→ Exercise input
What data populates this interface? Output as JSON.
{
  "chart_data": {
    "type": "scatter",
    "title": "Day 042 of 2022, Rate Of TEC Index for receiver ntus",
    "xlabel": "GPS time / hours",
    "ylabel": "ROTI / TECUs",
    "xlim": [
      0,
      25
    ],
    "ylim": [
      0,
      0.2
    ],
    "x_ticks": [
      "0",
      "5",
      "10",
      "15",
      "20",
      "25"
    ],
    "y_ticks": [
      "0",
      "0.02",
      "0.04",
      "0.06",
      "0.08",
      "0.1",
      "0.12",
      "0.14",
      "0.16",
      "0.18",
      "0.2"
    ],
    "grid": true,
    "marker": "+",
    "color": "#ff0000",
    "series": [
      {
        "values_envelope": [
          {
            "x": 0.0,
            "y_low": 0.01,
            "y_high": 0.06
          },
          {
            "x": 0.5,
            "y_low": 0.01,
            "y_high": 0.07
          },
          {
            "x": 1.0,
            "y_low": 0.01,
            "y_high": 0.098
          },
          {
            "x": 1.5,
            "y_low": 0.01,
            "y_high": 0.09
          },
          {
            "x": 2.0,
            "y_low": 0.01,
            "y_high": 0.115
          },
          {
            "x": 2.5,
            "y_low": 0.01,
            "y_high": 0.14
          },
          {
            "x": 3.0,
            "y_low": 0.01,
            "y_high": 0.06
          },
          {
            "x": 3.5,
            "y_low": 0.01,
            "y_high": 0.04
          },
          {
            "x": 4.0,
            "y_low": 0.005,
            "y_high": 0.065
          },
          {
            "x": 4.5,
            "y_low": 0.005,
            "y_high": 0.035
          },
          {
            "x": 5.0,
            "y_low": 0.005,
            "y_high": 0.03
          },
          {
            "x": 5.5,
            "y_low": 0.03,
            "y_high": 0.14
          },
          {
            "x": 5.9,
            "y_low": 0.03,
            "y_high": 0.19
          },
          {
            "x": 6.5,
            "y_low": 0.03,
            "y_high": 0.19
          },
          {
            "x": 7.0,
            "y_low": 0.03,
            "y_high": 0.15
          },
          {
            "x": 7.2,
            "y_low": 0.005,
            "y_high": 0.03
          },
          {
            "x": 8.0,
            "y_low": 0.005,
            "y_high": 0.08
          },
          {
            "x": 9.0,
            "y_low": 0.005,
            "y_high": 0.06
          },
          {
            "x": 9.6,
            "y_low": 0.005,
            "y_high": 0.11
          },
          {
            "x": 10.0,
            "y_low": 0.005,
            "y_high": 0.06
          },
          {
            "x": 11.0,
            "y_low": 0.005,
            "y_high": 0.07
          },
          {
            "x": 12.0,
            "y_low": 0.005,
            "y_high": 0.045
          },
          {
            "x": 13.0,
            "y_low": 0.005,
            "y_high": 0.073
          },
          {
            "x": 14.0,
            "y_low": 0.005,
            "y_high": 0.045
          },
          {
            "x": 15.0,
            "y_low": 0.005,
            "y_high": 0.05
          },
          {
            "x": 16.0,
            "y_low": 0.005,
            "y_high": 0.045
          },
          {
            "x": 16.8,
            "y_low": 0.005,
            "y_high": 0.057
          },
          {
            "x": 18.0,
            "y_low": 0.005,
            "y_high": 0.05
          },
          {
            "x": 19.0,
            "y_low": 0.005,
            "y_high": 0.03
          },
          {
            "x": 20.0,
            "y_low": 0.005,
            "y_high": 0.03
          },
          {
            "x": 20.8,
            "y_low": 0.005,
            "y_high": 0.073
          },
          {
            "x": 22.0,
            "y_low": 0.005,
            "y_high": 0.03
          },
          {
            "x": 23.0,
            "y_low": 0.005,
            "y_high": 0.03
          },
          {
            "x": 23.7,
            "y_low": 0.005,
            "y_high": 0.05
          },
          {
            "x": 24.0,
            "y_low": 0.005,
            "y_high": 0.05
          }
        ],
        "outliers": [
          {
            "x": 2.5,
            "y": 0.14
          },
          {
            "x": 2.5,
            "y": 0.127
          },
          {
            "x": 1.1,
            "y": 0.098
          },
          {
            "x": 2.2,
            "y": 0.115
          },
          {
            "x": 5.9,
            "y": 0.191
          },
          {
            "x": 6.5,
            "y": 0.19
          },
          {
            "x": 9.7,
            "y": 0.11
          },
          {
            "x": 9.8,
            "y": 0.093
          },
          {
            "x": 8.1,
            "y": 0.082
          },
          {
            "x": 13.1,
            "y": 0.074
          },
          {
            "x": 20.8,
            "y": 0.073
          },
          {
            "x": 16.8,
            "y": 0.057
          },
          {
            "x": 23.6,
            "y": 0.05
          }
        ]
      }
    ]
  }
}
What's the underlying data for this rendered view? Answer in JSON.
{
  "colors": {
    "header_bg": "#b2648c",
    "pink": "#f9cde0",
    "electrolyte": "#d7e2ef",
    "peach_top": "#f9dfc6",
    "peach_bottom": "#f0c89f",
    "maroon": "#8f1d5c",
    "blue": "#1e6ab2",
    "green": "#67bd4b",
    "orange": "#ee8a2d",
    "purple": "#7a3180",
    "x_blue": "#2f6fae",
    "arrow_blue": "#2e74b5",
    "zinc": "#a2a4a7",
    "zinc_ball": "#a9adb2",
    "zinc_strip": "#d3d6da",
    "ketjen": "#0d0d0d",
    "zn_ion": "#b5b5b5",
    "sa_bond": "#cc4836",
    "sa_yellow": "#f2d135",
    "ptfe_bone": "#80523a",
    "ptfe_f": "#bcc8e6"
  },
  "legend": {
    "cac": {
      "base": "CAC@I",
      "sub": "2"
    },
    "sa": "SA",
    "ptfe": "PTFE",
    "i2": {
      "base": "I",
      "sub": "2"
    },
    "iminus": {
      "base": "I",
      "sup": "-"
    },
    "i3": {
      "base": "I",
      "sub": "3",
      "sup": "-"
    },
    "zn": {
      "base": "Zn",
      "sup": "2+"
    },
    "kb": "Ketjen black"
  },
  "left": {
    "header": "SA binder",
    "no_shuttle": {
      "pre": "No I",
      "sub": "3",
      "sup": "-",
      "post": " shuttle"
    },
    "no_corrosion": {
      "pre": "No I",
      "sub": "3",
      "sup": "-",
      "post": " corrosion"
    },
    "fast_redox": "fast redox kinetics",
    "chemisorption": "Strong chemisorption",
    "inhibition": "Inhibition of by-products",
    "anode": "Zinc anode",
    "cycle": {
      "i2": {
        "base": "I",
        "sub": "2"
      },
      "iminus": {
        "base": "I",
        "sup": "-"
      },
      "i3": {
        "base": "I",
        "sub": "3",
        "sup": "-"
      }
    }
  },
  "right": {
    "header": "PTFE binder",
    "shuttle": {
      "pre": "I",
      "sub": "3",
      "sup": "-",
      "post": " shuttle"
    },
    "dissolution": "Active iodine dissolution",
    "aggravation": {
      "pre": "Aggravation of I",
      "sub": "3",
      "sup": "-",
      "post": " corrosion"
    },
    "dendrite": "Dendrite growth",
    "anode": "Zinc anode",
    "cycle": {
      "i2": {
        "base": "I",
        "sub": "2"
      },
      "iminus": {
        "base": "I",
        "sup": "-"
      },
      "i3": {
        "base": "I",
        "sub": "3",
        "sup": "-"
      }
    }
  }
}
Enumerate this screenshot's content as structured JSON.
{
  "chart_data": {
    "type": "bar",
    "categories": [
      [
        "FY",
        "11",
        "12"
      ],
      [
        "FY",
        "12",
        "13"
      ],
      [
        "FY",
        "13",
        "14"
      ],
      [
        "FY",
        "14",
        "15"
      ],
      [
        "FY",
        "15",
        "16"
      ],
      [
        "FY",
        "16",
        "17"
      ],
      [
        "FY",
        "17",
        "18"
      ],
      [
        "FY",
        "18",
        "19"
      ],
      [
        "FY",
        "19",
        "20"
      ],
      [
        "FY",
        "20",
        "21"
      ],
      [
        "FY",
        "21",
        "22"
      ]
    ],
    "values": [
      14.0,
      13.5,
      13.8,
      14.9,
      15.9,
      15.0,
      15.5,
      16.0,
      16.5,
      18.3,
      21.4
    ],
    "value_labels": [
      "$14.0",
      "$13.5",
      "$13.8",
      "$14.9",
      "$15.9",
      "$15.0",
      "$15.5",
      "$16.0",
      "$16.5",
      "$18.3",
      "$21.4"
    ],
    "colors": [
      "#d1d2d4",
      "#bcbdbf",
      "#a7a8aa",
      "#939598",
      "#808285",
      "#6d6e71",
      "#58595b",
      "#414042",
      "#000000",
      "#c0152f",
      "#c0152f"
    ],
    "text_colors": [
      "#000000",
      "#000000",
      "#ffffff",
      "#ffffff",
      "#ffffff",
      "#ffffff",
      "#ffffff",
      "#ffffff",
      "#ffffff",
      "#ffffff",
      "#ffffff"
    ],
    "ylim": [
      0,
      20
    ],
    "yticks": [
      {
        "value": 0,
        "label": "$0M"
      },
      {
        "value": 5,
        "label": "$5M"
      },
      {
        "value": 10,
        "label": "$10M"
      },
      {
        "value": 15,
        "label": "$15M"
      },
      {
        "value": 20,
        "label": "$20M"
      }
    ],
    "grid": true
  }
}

→ Short problem
List all lines holding the string "What".

→ Task answer
What data populates this interface? Output as JSON.
What's the underlying data for this rendered view? Answer in JSON.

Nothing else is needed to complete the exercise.